DESCRIPTION OF THE TASK:
Copy every record below exactly as written, but leave out the pictures.

Rows from a figure dataset:
★ ★ ★ ★ ★ ★ ★
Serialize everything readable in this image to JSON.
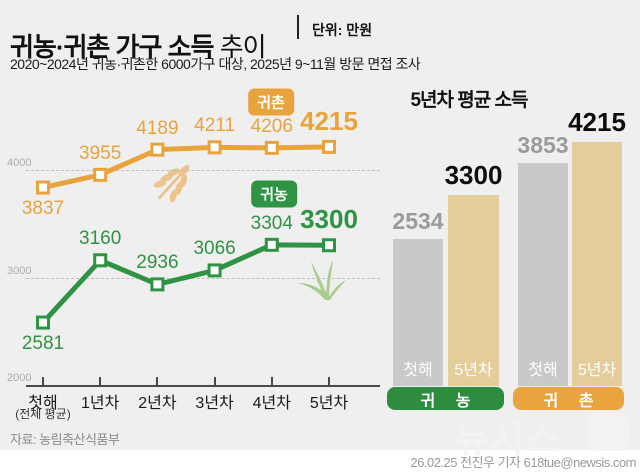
{
  "header": {
    "title_main": "귀농·귀촌 가구 소득",
    "title_light": "추이",
    "unit": "단위: 만원",
    "subtitle": "2020~2024년 귀농·귀촌한 6000가구 대상, 2025년 9~11월 방문 면접 조사"
  },
  "colors": {
    "background": "#efefef",
    "orange": "#e9a33c",
    "green": "#2e9342",
    "bar_gray": "#c7c9cb",
    "bar_tan": "#e5cd9b",
    "pill_green": "#2e8c3f",
    "pill_orange": "#e9a440",
    "grid": "#bfbfbf",
    "axis": "#4a4a4a"
  },
  "chart_data": [
    {
      "type": "line",
      "categories": [
        "첫해",
        "1년차",
        "2년차",
        "3년차",
        "4년차",
        "5년차"
      ],
      "category_note": "(전체 평균)",
      "y_ticks": [
        2000,
        3000,
        4000
      ],
      "ylim": [
        2000,
        4600
      ],
      "grid": "horizontal-dashed",
      "series": [
        {
          "name": "귀촌",
          "color": "#e9a33c",
          "values": [
            3837,
            3955,
            4189,
            4211,
            4206,
            4215
          ],
          "label_side": [
            "below",
            "above",
            "above",
            "above",
            "above",
            "above"
          ]
        },
        {
          "name": "귀농",
          "color": "#2e9342",
          "values": [
            2581,
            3160,
            2936,
            3066,
            3304,
            3300
          ],
          "label_side": [
            "below",
            "above",
            "above",
            "above",
            "above",
            "above"
          ]
        }
      ]
    },
    {
      "type": "bar",
      "title": "5년차 평균 소득",
      "groups": [
        {
          "name": "귀 농",
          "pill_color": "#2e8c3f",
          "bars": [
            {
              "label": "첫해",
              "value": 2534,
              "color": "#c7c9cb",
              "emphasis": false
            },
            {
              "label": "5년차",
              "value": 3300,
              "color": "#e5cd9b",
              "emphasis": true
            }
          ]
        },
        {
          "name": "귀 촌",
          "pill_color": "#e9a440",
          "bars": [
            {
              "label": "첫해",
              "value": 3853,
              "color": "#c7c9cb",
              "emphasis": false
            },
            {
              "label": "5년차",
              "value": 4215,
              "color": "#e5cd9b",
              "emphasis": true
            }
          ]
        }
      ]
    }
  ],
  "footer": {
    "source": "자료: 농림축산식품부",
    "credit": "26.02.25 전진우 기자 618tue@newsis.com",
    "watermark": "뉴시스"
  }
}
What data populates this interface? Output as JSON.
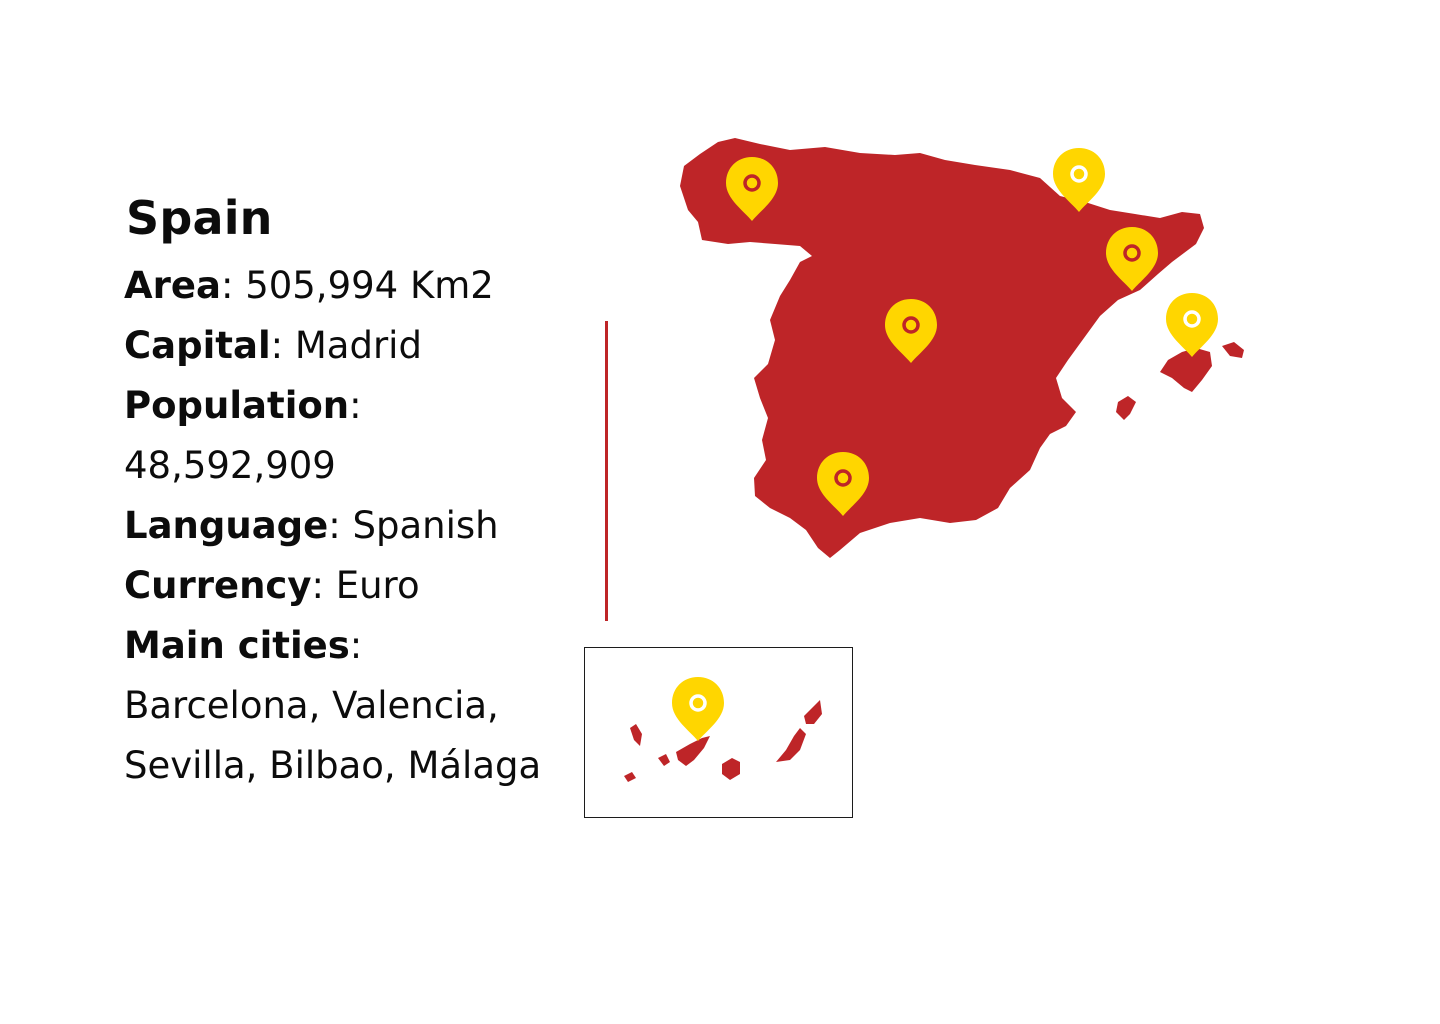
{
  "country": {
    "name": "Spain",
    "facts": [
      {
        "label": "Area",
        "sep": ": ",
        "value": "505,994 Km2"
      },
      {
        "label": "Capital",
        "sep": ": ",
        "value": "Madrid"
      },
      {
        "label": "Population",
        "sep": ":",
        "value": "48,592,909"
      },
      {
        "label": "Language",
        "sep": ": ",
        "value": "Spanish"
      },
      {
        "label": "Currency",
        "sep": ": ",
        "value": "Euro"
      },
      {
        "label": "Main cities",
        "sep": ":",
        "value": "Barcelona, Valencia, Sevilla, Bilbao, Málaga"
      }
    ]
  },
  "colors": {
    "land": "#be2528",
    "pin": "#ffd600",
    "pin_ring_red": "#be2528",
    "pin_ring_white": "#ffffff",
    "divider": "#be2528"
  },
  "icons": {
    "pin": "map-pin-icon"
  }
}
★ ★ ★ ★ ★ ★ ★
ANSWER TO THIS PROBLEM:
Serialize everything readable in this image to JSON.
{
  "header": {
    "title_main": "귀농·귀촌 가구 소득",
    "title_light": "추이",
    "unit": "단위: 만원",
    "subtitle": "2020~2024년 귀농·귀촌한 6000가구 대상, 2025년 9~11월 방문 면접 조사"
  },
  "colors": {
    "background": "#efefef",
    "orange": "#e9a33c",
    "green": "#2e9342",
    "bar_gray": "#c7c9cb",
    "bar_tan": "#e5cd9b",
    "pill_green": "#2e8c3f",
    "pill_orange": "#e9a440",
    "grid": "#bfbfbf",
    "axis": "#4a4a4a"
  },
  "chart_data": [
    {
      "type": "line",
      "categories": [
        "첫해",
        "1년차",
        "2년차",
        "3년차",
        "4년차",
        "5년차"
      ],
      "category_note": "(전체 평균)",
      "y_ticks": [
        2000,
        3000,
        4000
      ],
      "ylim": [
        2000,
        4600
      ],
      "grid": "horizontal-dashed",
      "series": [
        {
          "name": "귀촌",
          "color": "#e9a33c",
          "values": [
            3837,
            3955,
            4189,
            4211,
            4206,
            4215
          ],
          "label_side": [
            "below",
            "above",
            "above",
            "above",
            "above",
            "above"
          ]
        },
        {
          "name": "귀농",
          "color": "#2e9342",
          "values": [
            2581,
            3160,
            2936,
            3066,
            3304,
            3300
          ],
          "label_side": [
            "below",
            "above",
            "above",
            "above",
            "above",
            "above"
          ]
        }
      ]
    },
    {
      "type": "bar",
      "title": "5년차 평균 소득",
      "groups": [
        {
          "name": "귀 농",
          "pill_color": "#2e8c3f",
          "bars": [
            {
              "label": "첫해",
              "value": 2534,
              "color": "#c7c9cb",
              "emphasis": false
            },
            {
              "label": "5년차",
              "value": 3300,
              "color": "#e5cd9b",
              "emphasis": true
            }
          ]
        },
        {
          "name": "귀 촌",
          "pill_color": "#e9a440",
          "bars": [
            {
              "label": "첫해",
              "value": 3853,
              "color": "#c7c9cb",
              "emphasis": false
            },
            {
              "label": "5년차",
              "value": 4215,
              "color": "#e5cd9b",
              "emphasis": true
            }
          ]
        }
      ]
    }
  ],
  "footer": {
    "source": "자료: 농림축산식품부",
    "credit": "26.02.25 전진우 기자 618tue@newsis.com",
    "watermark": "뉴시스"
  }
}
What data populates this interface? Output as JSON.
{
  "country": {
    "name": "Spain",
    "facts": [
      {
        "label": "Area",
        "sep": ": ",
        "value": "505,994 Km2"
      },
      {
        "label": "Capital",
        "sep": ": ",
        "value": "Madrid"
      },
      {
        "label": "Population",
        "sep": ":",
        "value": "48,592,909"
      },
      {
        "label": "Language",
        "sep": ": ",
        "value": "Spanish"
      },
      {
        "label": "Currency",
        "sep": ": ",
        "value": "Euro"
      },
      {
        "label": "Main cities",
        "sep": ":",
        "value": "Barcelona, Valencia, Sevilla, Bilbao, Málaga"
      }
    ]
  },
  "colors": {
    "land": "#be2528",
    "pin": "#ffd600",
    "pin_ring_red": "#be2528",
    "pin_ring_white": "#ffffff",
    "divider": "#be2528"
  },
  "icons": {
    "pin": "map-pin-icon"
  }
}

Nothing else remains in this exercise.